Stored items

-*-*-

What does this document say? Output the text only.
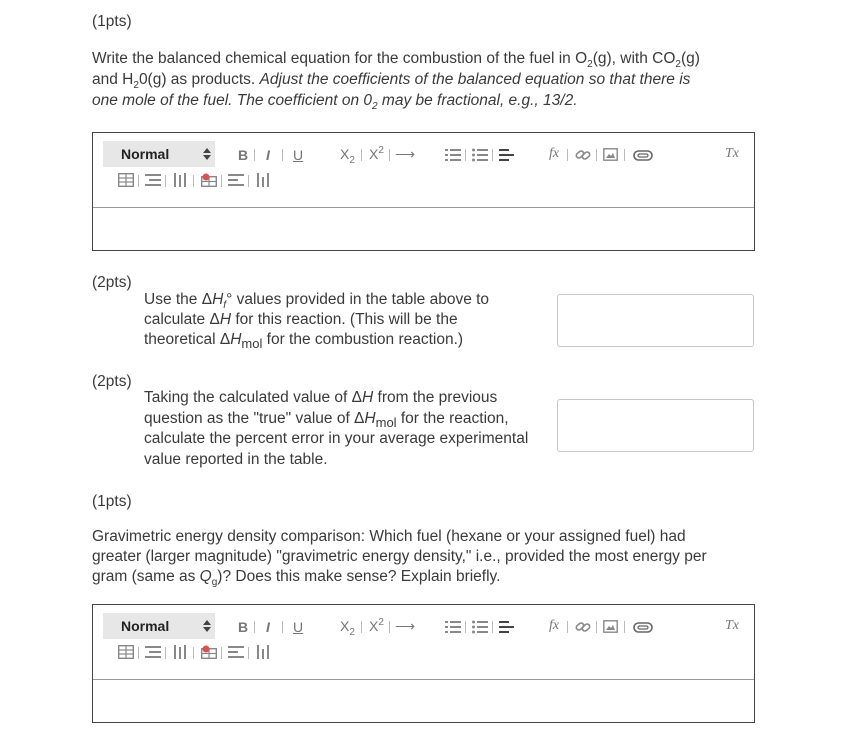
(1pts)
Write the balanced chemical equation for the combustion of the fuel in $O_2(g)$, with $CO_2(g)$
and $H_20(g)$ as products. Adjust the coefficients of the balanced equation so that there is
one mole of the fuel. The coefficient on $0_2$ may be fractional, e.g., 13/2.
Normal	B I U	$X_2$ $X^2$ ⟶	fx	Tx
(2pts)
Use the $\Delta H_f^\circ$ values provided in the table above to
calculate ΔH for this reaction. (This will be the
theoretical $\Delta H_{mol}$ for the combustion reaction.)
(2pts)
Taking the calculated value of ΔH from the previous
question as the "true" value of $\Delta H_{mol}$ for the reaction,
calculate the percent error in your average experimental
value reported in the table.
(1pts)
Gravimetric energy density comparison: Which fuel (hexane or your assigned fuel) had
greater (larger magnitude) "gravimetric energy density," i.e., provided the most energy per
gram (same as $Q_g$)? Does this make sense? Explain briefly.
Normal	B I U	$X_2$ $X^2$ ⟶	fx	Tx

-*-*-

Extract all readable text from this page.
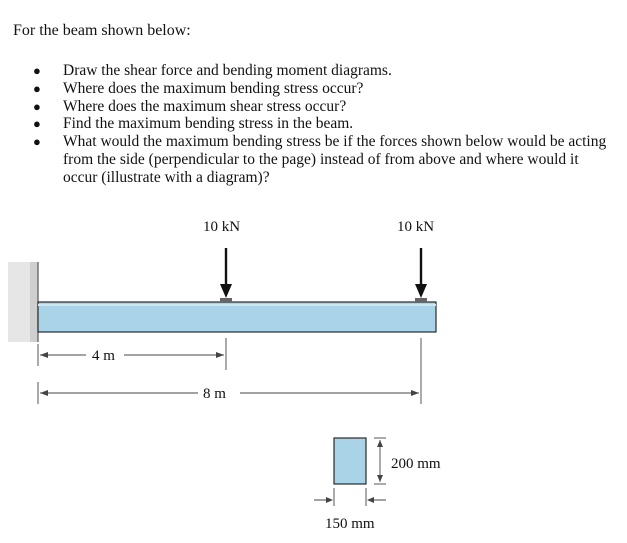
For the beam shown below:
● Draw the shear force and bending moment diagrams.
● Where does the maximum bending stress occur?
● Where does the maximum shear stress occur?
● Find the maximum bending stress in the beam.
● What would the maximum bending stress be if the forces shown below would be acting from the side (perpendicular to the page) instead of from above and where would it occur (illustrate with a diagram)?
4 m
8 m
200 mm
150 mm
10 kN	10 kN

-*-*-

Short problem:
Copy out each line of the records that holds the string "provided".

The completed task:
Use the $\Delta H_f^\circ$ values provided in the table above to
greater (larger magnitude) "gravimetric energy density," i.e., provided the most energy per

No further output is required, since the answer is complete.